## WHAT YOU HAVE TO DO
Quote the listing below in its entirety.

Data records
┏━━
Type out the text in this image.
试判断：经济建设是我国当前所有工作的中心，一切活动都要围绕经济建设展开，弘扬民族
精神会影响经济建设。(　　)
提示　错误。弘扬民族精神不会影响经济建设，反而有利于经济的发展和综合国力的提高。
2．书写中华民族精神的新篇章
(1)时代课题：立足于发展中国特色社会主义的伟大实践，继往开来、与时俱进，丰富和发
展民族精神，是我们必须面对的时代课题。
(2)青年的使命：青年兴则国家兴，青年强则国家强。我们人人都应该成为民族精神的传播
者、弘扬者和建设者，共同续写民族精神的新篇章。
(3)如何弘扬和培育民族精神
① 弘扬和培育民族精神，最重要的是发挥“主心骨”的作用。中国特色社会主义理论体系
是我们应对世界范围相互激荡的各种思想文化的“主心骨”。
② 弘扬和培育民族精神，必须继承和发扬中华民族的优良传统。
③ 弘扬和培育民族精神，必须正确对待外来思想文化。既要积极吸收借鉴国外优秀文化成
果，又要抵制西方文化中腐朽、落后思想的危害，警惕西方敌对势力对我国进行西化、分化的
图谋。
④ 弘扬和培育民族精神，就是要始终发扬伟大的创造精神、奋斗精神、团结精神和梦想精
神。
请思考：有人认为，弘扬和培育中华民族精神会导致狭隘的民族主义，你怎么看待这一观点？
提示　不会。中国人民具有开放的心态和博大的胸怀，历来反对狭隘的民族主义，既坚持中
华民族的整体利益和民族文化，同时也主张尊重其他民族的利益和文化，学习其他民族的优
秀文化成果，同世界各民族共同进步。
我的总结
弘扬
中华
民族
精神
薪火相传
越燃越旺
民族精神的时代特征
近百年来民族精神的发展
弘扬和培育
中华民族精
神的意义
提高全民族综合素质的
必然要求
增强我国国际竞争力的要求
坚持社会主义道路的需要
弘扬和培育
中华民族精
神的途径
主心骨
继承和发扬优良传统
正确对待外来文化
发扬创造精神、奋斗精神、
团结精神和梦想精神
┗━━
## TASK RESPONSE
Type out the text in this image.
试判断：经济建设是我国当前所有工作的中心，一切活动都要围绕经济建设展开，弘扬民族
精神会影响经济建设。(　　)
提示　错误。弘扬民族精神不会影响经济建设，反而有利于经济的发展和综合国力的提高。
2．书写中华民族精神的新篇章
(1)时代课题：立足于发展中国特色社会主义的伟大实践，继往开来、与时俱进，丰富和发
展民族精神，是我们必须面对的时代课题。
(2)青年的使命：青年兴则国家兴，青年强则国家强。我们人人都应该成为民族精神的传播
者、弘扬者和建设者，共同续写民族精神的新篇章。
(3)如何弘扬和培育民族精神
① 弘扬和培育民族精神，最重要的是发挥“主心骨”的作用。中国特色社会主义理论体系
是我们应对世界范围相互激荡的各种思想文化的“主心骨”。
② 弘扬和培育民族精神，必须继承和发扬中华民族的优良传统。
③ 弘扬和培育民族精神，必须正确对待外来思想文化。既要积极吸收借鉴国外优秀文化成
果，又要抵制西方文化中腐朽、落后思想的危害，警惕西方敌对势力对我国进行西化、分化的
图谋。
④ 弘扬和培育民族精神，就是要始终发扬伟大的创造精神、奋斗精神、团结精神和梦想精
神。
请思考：有人认为，弘扬和培育中华民族精神会导致狭隘的民族主义，你怎么看待这一观点？
提示　不会。中国人民具有开放的心态和博大的胸怀，历来反对狭隘的民族主义，既坚持中
华民族的整体利益和民族文化，同时也主张尊重其他民族的利益和文化，学习其他民族的优
秀文化成果，同世界各民族共同进步。
我的总结
弘扬
中华
民族
精神
薪火相传
越燃越旺
民族精神的时代特征
近百年来民族精神的发展
弘扬和培育
中华民族精
神的意义
提高全民族综合素质的
必然要求
增强我国国际竞争力的要求
坚持社会主义道路的需要
弘扬和培育
中华民族精
神的途径
主心骨
继承和发扬优良传统
正确对待外来文化
发扬创造精神、奋斗精神、
团结精神和梦想精神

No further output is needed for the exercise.